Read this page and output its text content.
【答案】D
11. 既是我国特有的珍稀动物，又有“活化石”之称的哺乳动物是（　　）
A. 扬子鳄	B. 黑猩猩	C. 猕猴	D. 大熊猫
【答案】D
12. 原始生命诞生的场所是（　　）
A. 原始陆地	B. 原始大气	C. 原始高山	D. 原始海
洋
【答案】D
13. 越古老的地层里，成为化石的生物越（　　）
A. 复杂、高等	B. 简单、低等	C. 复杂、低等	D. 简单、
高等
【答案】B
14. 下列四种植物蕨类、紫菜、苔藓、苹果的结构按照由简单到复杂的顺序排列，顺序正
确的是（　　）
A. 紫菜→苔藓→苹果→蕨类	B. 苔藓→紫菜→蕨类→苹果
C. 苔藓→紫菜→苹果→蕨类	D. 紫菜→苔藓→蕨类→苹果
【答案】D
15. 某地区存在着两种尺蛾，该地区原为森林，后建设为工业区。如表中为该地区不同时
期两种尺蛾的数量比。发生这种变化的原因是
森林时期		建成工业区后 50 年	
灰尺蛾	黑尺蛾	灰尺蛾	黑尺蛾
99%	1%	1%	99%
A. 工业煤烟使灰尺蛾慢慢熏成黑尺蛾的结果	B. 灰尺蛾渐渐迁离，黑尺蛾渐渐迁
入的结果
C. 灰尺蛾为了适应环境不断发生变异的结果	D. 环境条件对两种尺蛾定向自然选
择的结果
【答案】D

*What is needed:* Without omitting anything, output the entries exactly.

*Solution to the problem:*
Read this page and output its text content.
【答案】D
11. 既是我国特有的珍稀动物，又有“活化石”之称的哺乳动物是（　　）
A. 扬子鳄	B. 黑猩猩	C. 猕猴	D. 大熊猫
【答案】D
12. 原始生命诞生的场所是（　　）
A. 原始陆地	B. 原始大气	C. 原始高山	D. 原始海
洋
【答案】D
13. 越古老的地层里，成为化石的生物越（　　）
A. 复杂、高等	B. 简单、低等	C. 复杂、低等	D. 简单、
高等
【答案】B
14. 下列四种植物蕨类、紫菜、苔藓、苹果的结构按照由简单到复杂的顺序排列，顺序正
确的是（　　）
A. 紫菜→苔藓→苹果→蕨类	B. 苔藓→紫菜→蕨类→苹果
C. 苔藓→紫菜→苹果→蕨类	D. 紫菜→苔藓→蕨类→苹果
【答案】D
15. 某地区存在着两种尺蛾，该地区原为森林，后建设为工业区。如表中为该地区不同时
期两种尺蛾的数量比。发生这种变化的原因是
森林时期		建成工业区后 50 年	
灰尺蛾	黑尺蛾	灰尺蛾	黑尺蛾
99%	1%	1%	99%
A. 工业煤烟使灰尺蛾慢慢熏成黑尺蛾的结果	B. 灰尺蛾渐渐迁离，黑尺蛾渐渐迁
入的结果
C. 灰尺蛾为了适应环境不断发生变异的结果	D. 环境条件对两种尺蛾定向自然选
择的结果
【答案】D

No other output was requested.